## Task data
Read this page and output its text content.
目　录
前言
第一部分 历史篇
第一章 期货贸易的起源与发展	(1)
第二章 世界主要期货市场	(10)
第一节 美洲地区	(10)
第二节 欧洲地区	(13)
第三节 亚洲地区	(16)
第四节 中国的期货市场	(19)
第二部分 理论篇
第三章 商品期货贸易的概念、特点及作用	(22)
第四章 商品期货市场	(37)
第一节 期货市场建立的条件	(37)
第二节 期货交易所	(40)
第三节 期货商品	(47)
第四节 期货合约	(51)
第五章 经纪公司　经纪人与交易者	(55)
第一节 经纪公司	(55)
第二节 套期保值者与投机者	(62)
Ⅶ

## Task brief
Provide an exact reproduction of all the entries shown above.

## Task response
Read this page and output its text content.
目　录
前言
第一部分 历史篇
第一章 期货贸易的起源与发展	(1)
第二章 世界主要期货市场	(10)
第一节 美洲地区	(10)
第二节 欧洲地区	(13)
第三节 亚洲地区	(16)
第四节 中国的期货市场	(19)
第二部分 理论篇
第三章 商品期货贸易的概念、特点及作用	(22)
第四章 商品期货市场	(37)
第一节 期货市场建立的条件	(37)
第二节 期货交易所	(40)
第三节 期货商品	(47)
第四节 期货合约	(51)
第五章 经纪公司　经纪人与交易者	(55)
第一节 经纪公司	(55)
第二节 套期保值者与投机者	(62)
Ⅶ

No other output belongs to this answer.